►
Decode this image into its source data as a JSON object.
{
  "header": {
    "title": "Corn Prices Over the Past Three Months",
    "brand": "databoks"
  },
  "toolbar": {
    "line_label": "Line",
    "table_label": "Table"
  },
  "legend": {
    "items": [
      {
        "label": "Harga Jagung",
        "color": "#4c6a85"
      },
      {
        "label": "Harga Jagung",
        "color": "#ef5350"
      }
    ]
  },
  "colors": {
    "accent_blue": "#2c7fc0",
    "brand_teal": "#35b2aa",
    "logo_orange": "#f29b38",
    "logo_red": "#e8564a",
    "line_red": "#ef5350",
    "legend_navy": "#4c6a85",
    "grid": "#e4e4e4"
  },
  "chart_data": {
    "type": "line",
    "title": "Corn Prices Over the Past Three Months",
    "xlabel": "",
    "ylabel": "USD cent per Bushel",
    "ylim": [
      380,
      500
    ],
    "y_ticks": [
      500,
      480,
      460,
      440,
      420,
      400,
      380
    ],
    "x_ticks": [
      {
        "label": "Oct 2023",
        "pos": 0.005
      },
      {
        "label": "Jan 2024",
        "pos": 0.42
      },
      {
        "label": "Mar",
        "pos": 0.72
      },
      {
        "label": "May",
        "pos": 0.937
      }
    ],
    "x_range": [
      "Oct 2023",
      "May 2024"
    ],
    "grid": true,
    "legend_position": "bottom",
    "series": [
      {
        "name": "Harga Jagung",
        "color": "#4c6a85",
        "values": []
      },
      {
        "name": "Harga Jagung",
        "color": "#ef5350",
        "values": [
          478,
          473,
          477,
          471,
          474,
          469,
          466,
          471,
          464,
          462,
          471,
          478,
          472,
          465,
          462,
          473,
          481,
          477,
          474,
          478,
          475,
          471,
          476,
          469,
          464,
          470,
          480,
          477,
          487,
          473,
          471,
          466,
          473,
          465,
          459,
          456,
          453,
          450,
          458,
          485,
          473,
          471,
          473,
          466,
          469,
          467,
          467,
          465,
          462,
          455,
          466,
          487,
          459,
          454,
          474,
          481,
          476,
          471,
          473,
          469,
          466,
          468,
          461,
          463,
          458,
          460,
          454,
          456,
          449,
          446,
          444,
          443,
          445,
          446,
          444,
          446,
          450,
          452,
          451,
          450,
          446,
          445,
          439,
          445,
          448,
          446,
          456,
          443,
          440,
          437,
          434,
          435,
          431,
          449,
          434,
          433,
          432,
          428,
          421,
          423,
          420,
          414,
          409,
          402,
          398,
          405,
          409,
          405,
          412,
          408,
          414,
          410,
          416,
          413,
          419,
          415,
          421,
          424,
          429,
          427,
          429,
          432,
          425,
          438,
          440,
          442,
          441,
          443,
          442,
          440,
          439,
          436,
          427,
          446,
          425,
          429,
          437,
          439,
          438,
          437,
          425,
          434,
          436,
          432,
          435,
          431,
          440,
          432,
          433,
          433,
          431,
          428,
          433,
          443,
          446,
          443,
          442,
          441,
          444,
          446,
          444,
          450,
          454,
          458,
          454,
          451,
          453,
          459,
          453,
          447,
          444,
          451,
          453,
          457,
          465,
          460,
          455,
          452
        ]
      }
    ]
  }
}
◄
- REQUIRED WORK: Please return the data above exactly as given.

- RESPONSE TO THIS EXERCISE:
Decode this image into its source data as a JSON object.
{
  "header": {
    "title": "Corn Prices Over the Past Three Months",
    "brand": "databoks"
  },
  "toolbar": {
    "line_label": "Line",
    "table_label": "Table"
  },
  "legend": {
    "items": [
      {
        "label": "Harga Jagung",
        "color": "#4c6a85"
      },
      {
        "label": "Harga Jagung",
        "color": "#ef5350"
      }
    ]
  },
  "colors": {
    "accent_blue": "#2c7fc0",
    "brand_teal": "#35b2aa",
    "logo_orange": "#f29b38",
    "logo_red": "#e8564a",
    "line_red": "#ef5350",
    "legend_navy": "#4c6a85",
    "grid": "#e4e4e4"
  },
  "chart_data": {
    "type": "line",
    "title": "Corn Prices Over the Past Three Months",
    "xlabel": "",
    "ylabel": "USD cent per Bushel",
    "ylim": [
      380,
      500
    ],
    "y_ticks": [
      500,
      480,
      460,
      440,
      420,
      400,
      380
    ],
    "x_ticks": [
      {
        "label": "Oct 2023",
        "pos": 0.005
      },
      {
        "label": "Jan 2024",
        "pos": 0.42
      },
      {
        "label": "Mar",
        "pos": 0.72
      },
      {
        "label": "May",
        "pos": 0.937
      }
    ],
    "x_range": [
      "Oct 2023",
      "May 2024"
    ],
    "grid": true,
    "legend_position": "bottom",
    "series": [
      {
        "name": "Harga Jagung",
        "color": "#4c6a85",
        "values": []
      },
      {
        "name": "Harga Jagung",
        "color": "#ef5350",
        "values": [
          478,
          473,
          477,
          471,
          474,
          469,
          466,
          471,
          464,
          462,
          471,
          478,
          472,
          465,
          462,
          473,
          481,
          477,
          474,
          478,
          475,
          471,
          476,
          469,
          464,
          470,
          480,
          477,
          487,
          473,
          471,
          466,
          473,
          465,
          459,
          456,
          453,
          450,
          458,
          485,
          473,
          471,
          473,
          466,
          469,
          467,
          467,
          465,
          462,
          455,
          466,
          487,
          459,
          454,
          474,
          481,
          476,
          471,
          473,
          469,
          466,
          468,
          461,
          463,
          458,
          460,
          454,
          456,
          449,
          446,
          444,
          443,
          445,
          446,
          444,
          446,
          450,
          452,
          451,
          450,
          446,
          445,
          439,
          445,
          448,
          446,
          456,
          443,
          440,
          437,
          434,
          435,
          431,
          449,
          434,
          433,
          432,
          428,
          421,
          423,
          420,
          414,
          409,
          402,
          398,
          405,
          409,
          405,
          412,
          408,
          414,
          410,
          416,
          413,
          419,
          415,
          421,
          424,
          429,
          427,
          429,
          432,
          425,
          438,
          440,
          442,
          441,
          443,
          442,
          440,
          439,
          436,
          427,
          446,
          425,
          429,
          437,
          439,
          438,
          437,
          425,
          434,
          436,
          432,
          435,
          431,
          440,
          432,
          433,
          433,
          431,
          428,
          433,
          443,
          446,
          443,
          442,
          441,
          444,
          446,
          444,
          450,
          454,
          458,
          454,
          451,
          453,
          459,
          453,
          447,
          444,
          451,
          453,
          457,
          465,
          460,
          455,
          452
        ]
      }
    ]
  }
}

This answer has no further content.